═════ DATA FOR THIS EXERCISE

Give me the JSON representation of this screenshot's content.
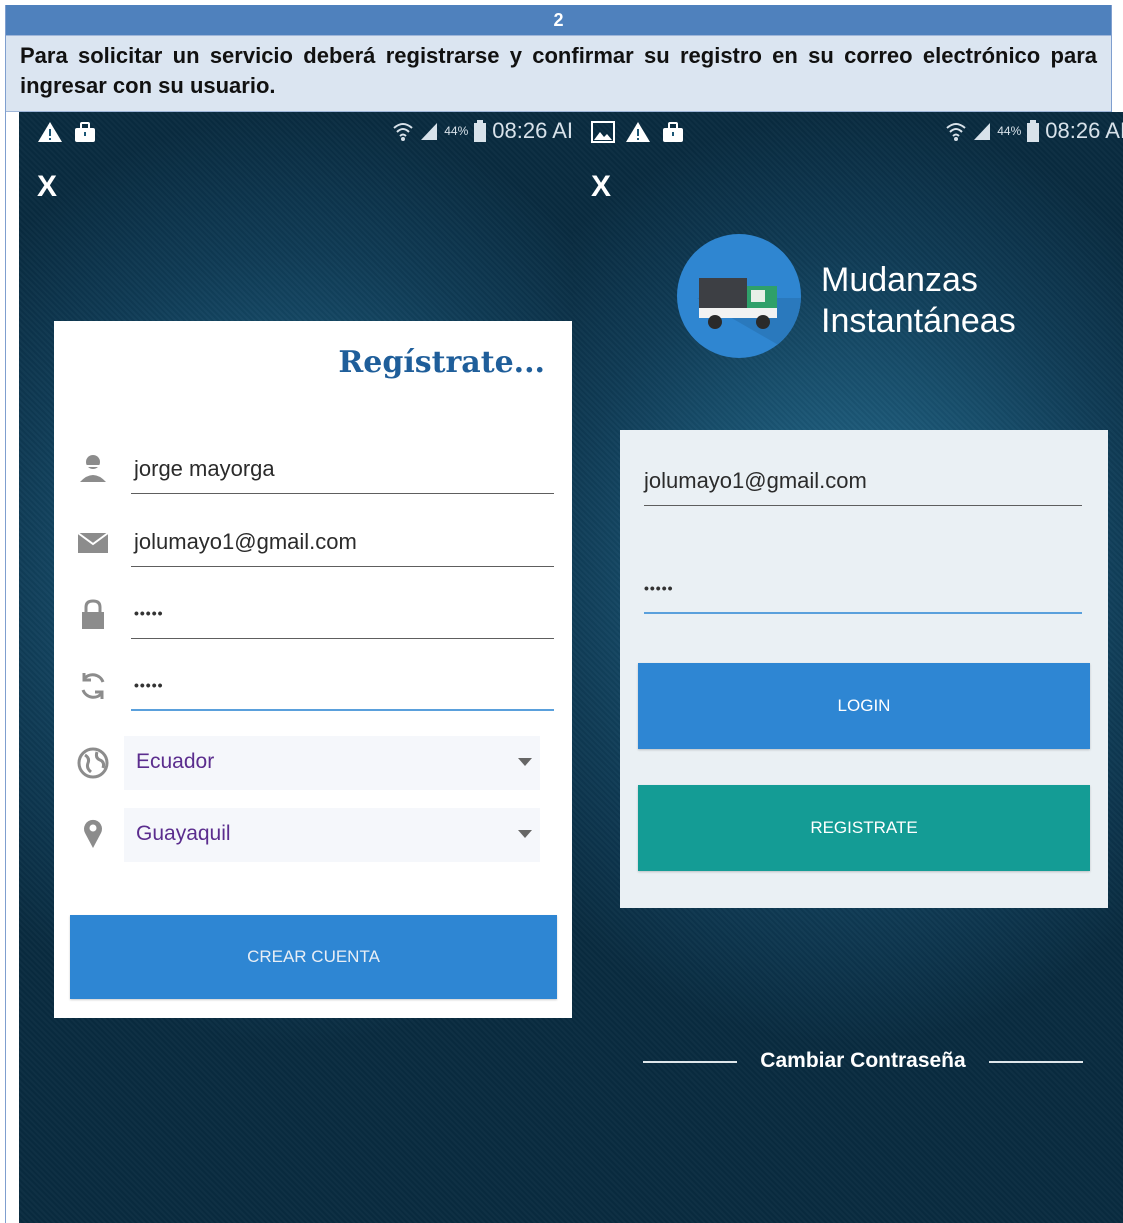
{
  "document": {
    "step_number": "2",
    "instruction": "Para solicitar un servicio deberá registrarse y confirmar su registro en su correo electrónico para ingresar con su usuario."
  },
  "status_bar": {
    "battery_percent": "44%",
    "time": "08:26 AI",
    "icons": [
      "warning-icon",
      "briefcase-icon",
      "wifi-icon",
      "signal-icon",
      "battery-icon",
      "image-icon"
    ]
  },
  "register_screen": {
    "close_label": "X",
    "title": "Regístrate...",
    "name_value": "jorge mayorga",
    "email_value": "jolumayo1@gmail.com",
    "password_value": "•••••",
    "confirm_password_value": "•••••",
    "country_value": "Ecuador",
    "city_value": "Guayaquil",
    "create_button": "CREAR CUENTA"
  },
  "login_screen": {
    "close_label": "X",
    "app_name_line1": "Mudanzas",
    "app_name_line2": "Instantáneas",
    "email_value": "jolumayo1@gmail.com",
    "password_value": "•••••",
    "login_button": "LOGIN",
    "register_button": "REGISTRATE",
    "change_password_link": "Cambiar Contraseña"
  },
  "colors": {
    "header_blue": "#4f81bd",
    "instruction_bg": "#dbe5f1",
    "primary_button": "#2e86d3",
    "teal_button": "#149c95",
    "title_blue": "#1f5e9a",
    "select_text": "#5b2d8e"
  }
}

══════════

▸ **THE TASK**
Quote the records in full and exactly; skip any image.

▸ **SOLVED EXERCISE**
Give me the JSON representation of this screenshot's content.
{
  "document": {
    "step_number": "2",
    "instruction": "Para solicitar un servicio deberá registrarse y confirmar su registro en su correo electrónico para ingresar con su usuario."
  },
  "status_bar": {
    "battery_percent": "44%",
    "time": "08:26 AI",
    "icons": [
      "warning-icon",
      "briefcase-icon",
      "wifi-icon",
      "signal-icon",
      "battery-icon",
      "image-icon"
    ]
  },
  "register_screen": {
    "close_label": "X",
    "title": "Regístrate...",
    "name_value": "jorge mayorga",
    "email_value": "jolumayo1@gmail.com",
    "password_value": "•••••",
    "confirm_password_value": "•••••",
    "country_value": "Ecuador",
    "city_value": "Guayaquil",
    "create_button": "CREAR CUENTA"
  },
  "login_screen": {
    "close_label": "X",
    "app_name_line1": "Mudanzas",
    "app_name_line2": "Instantáneas",
    "email_value": "jolumayo1@gmail.com",
    "password_value": "•••••",
    "login_button": "LOGIN",
    "register_button": "REGISTRATE",
    "change_password_link": "Cambiar Contraseña"
  },
  "colors": {
    "header_blue": "#4f81bd",
    "instruction_bg": "#dbe5f1",
    "primary_button": "#2e86d3",
    "teal_button": "#149c95",
    "title_blue": "#1f5e9a",
    "select_text": "#5b2d8e"
  }
}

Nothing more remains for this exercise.